_Dataset records_
START

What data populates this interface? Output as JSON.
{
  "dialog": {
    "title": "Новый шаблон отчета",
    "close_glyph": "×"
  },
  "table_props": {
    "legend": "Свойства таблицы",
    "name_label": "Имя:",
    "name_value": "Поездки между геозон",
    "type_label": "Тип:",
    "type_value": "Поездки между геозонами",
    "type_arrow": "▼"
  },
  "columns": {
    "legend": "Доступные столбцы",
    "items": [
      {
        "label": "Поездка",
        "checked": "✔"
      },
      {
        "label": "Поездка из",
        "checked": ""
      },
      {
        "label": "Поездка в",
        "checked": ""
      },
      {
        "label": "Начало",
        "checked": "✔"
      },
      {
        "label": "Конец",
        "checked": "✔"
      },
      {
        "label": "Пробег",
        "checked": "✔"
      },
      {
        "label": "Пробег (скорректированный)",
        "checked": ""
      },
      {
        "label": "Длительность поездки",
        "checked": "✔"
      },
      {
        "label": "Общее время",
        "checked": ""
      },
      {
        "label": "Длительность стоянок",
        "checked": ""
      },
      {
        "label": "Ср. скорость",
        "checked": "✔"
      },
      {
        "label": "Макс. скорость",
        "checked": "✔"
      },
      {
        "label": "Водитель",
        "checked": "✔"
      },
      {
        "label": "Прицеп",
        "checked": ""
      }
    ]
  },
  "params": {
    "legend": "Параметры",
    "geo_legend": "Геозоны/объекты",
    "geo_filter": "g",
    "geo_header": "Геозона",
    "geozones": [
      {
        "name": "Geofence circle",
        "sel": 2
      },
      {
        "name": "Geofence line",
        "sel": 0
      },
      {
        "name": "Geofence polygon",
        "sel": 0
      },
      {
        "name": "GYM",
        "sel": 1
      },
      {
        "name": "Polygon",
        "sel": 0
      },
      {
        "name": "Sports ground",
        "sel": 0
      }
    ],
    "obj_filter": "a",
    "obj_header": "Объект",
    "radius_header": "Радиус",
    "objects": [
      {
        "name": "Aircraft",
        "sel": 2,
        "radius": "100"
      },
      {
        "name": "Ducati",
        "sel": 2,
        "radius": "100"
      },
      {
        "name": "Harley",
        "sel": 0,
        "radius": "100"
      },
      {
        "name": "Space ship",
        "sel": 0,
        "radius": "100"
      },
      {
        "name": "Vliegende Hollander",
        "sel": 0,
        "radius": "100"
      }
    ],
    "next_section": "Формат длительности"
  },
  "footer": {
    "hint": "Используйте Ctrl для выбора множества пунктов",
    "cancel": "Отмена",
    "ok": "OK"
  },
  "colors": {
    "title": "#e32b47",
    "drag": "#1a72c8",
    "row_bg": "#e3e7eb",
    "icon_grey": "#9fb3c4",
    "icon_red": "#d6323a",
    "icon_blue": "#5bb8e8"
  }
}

END

_WORK TO COMPLETE_
Return each line of the data exactly as written above.

_REPLY_
What data populates this interface? Output as JSON.
{
  "dialog": {
    "title": "Новый шаблон отчета",
    "close_glyph": "×"
  },
  "table_props": {
    "legend": "Свойства таблицы",
    "name_label": "Имя:",
    "name_value": "Поездки между геозон",
    "type_label": "Тип:",
    "type_value": "Поездки между геозонами",
    "type_arrow": "▼"
  },
  "columns": {
    "legend": "Доступные столбцы",
    "items": [
      {
        "label": "Поездка",
        "checked": "✔"
      },
      {
        "label": "Поездка из",
        "checked": ""
      },
      {
        "label": "Поездка в",
        "checked": ""
      },
      {
        "label": "Начало",
        "checked": "✔"
      },
      {
        "label": "Конец",
        "checked": "✔"
      },
      {
        "label": "Пробег",
        "checked": "✔"
      },
      {
        "label": "Пробег (скорректированный)",
        "checked": ""
      },
      {
        "label": "Длительность поездки",
        "checked": "✔"
      },
      {
        "label": "Общее время",
        "checked": ""
      },
      {
        "label": "Длительность стоянок",
        "checked": ""
      },
      {
        "label": "Ср. скорость",
        "checked": "✔"
      },
      {
        "label": "Макс. скорость",
        "checked": "✔"
      },
      {
        "label": "Водитель",
        "checked": "✔"
      },
      {
        "label": "Прицеп",
        "checked": ""
      }
    ]
  },
  "params": {
    "legend": "Параметры",
    "geo_legend": "Геозоны/объекты",
    "geo_filter": "g",
    "geo_header": "Геозона",
    "geozones": [
      {
        "name": "Geofence circle",
        "sel": 2
      },
      {
        "name": "Geofence line",
        "sel": 0
      },
      {
        "name": "Geofence polygon",
        "sel": 0
      },
      {
        "name": "GYM",
        "sel": 1
      },
      {
        "name": "Polygon",
        "sel": 0
      },
      {
        "name": "Sports ground",
        "sel": 0
      }
    ],
    "obj_filter": "a",
    "obj_header": "Объект",
    "radius_header": "Радиус",
    "objects": [
      {
        "name": "Aircraft",
        "sel": 2,
        "radius": "100"
      },
      {
        "name": "Ducati",
        "sel": 2,
        "radius": "100"
      },
      {
        "name": "Harley",
        "sel": 0,
        "radius": "100"
      },
      {
        "name": "Space ship",
        "sel": 0,
        "radius": "100"
      },
      {
        "name": "Vliegende Hollander",
        "sel": 0,
        "radius": "100"
      }
    ],
    "next_section": "Формат длительности"
  },
  "footer": {
    "hint": "Используйте Ctrl для выбора множества пунктов",
    "cancel": "Отмена",
    "ok": "OK"
  },
  "colors": {
    "title": "#e32b47",
    "drag": "#1a72c8",
    "row_bg": "#e3e7eb",
    "icon_grey": "#9fb3c4",
    "icon_red": "#d6323a",
    "icon_blue": "#5bb8e8"
  }
}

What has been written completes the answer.